- _Set task 1_:
Answer these questions about the essay on AI fabrications, one answer per line:
(a) In which three kinds of documents does the essay say fabricated material has appeared?
(b) What metaphor does the essay call "inevitable" for the visible confabulations?
(c) In many parts of the professional economy, what matters more than whether a proposition corresponds to reality?
- _Set task 2_: Extend the essay on AI fabrications with a few more paragraphs that follow on from its final sentence.
-- Start of Text segment --
By B.S. Cooper
It has become something of a quotidian occurrence (one might even say a banality) to encounter yet another instance of artificial intelligence producing what we might charitably call fabrications, though the less charitably inclined among us might prefer the term “hallucinations,” a designation that carries with it the whiff of psychopathology that the phenomenon perhaps deserves. Phantom citations materialize in legal briefs; nonexistent research papers are adduced in academic journals; statistical chimeras manifest themselves in government reports. The public, now somewhat inured to these recurring embarrassments, tends to metabolize them as technological hiccups—regrettable but comprehensible failures of an immature technology, the sort of teething troubles one expects from any nascent innovation.
This interpretation, while not entirely without merit, suffers from a certain naïveté. These visible confabulations constitute merely the observable stratum of a far more extensive geological formation. They are, to employ the inevitable metaphor, the tip of an iceberg, beneath which lurks a vastly larger mass of deception, though to call it deception would be to mischaracterize its essential nature. In numerous precincts of our professional economy, the question of whether a proposition corresponds to reality has long since ceased to be the primary consideration. What matters, rather, is whether it persuades.
-- End of Text segment --
-- Start of Recorded data --
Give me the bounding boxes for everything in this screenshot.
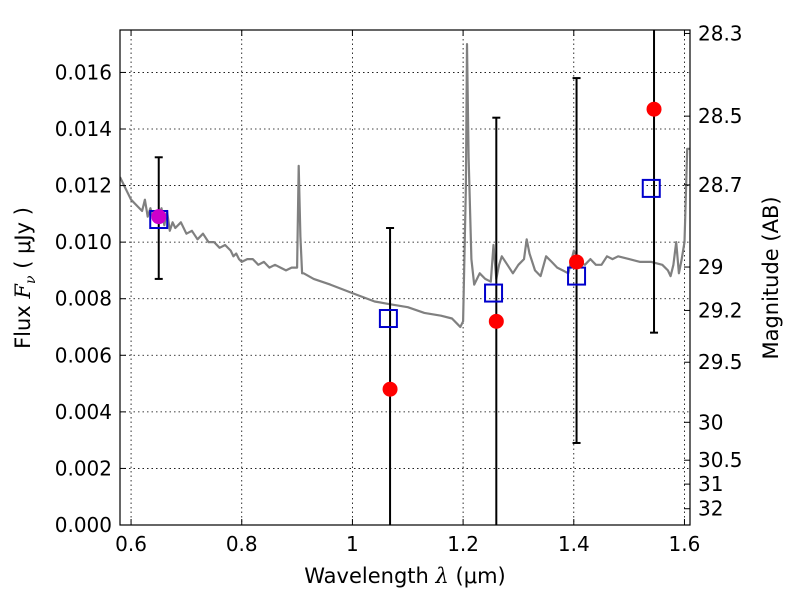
-- End of Recorded data --
- _Exercise answer 1_:
(a) Legal briefs, academic journals, and government reports.
(b) The tip of an iceberg.
(c) Whether it persuades.

- _Exercise answer 2_:
The Ontology of Untruth
While the commentariat exhaust themselves cataloging the depredations of post-truth politics, a rather more insidious transformation has been proceeding apace in the mahogany-paneled conference rooms and glass-walled offices of corporate America. For several decades now—certainly since the ascendancy of management consulting as a dominant force in organizational life—truth has been treated as a rather plastic substance, amenable to reshaping according to the exigencies of the moment.
The mechanism is straightforward enough: If it serves the bottom line for data to trend in a particular direction, some enterprising firm will happily undertake research designed from its inception to deliver precisely that conclusion. Information is packaged into decks and reports constructed not to illuminate reality but to support a predetermined narrative, with inconvenient facts subjected to what might be termed strategic minimization or, in more flagrant cases, outright omission.
Enter artificial intelligence, which offers not merely incremental improvements to this dubious enterprise but rather a quantum leap in capability. Even when it refrains from wholesale fabrication—from conjuring data ex nihilo—AI excels at providing myriad pathways to obscure uncomfortable truths and to endow “alternative facts” (that mellifluous euphemism) with the veneer of plausibility. In any domain where the simulacrum of rigor matters more than rigor itself, artificial intelligence transmutes from liability to asset.
Frankfurt’s Taxonomy of Untruth
The philosopher Harry Frankfurt, in his admirably concise treatise On Bullshit, provides us with a taxonomy of untruth that proves illuminating in the present context. The essence of what Frankfurt denominates “bullshit,” he submits, resides not in its falsity but in its phoniness. The liar, Frankfurt observes, maintains a relationship—albeit an adversarial one—with truth; he knows it and seeks to conceal it. The bullshitter, by contrast, exhibits a magnificent indifference to the entire question of truth or falsity. He may stumble into veracity by accident, but this would be merely fortuitous. What animates the bullshitter is not accuracy but efficacy: the effect his words produce upon an audience, the impression they create, the latitude they afford him.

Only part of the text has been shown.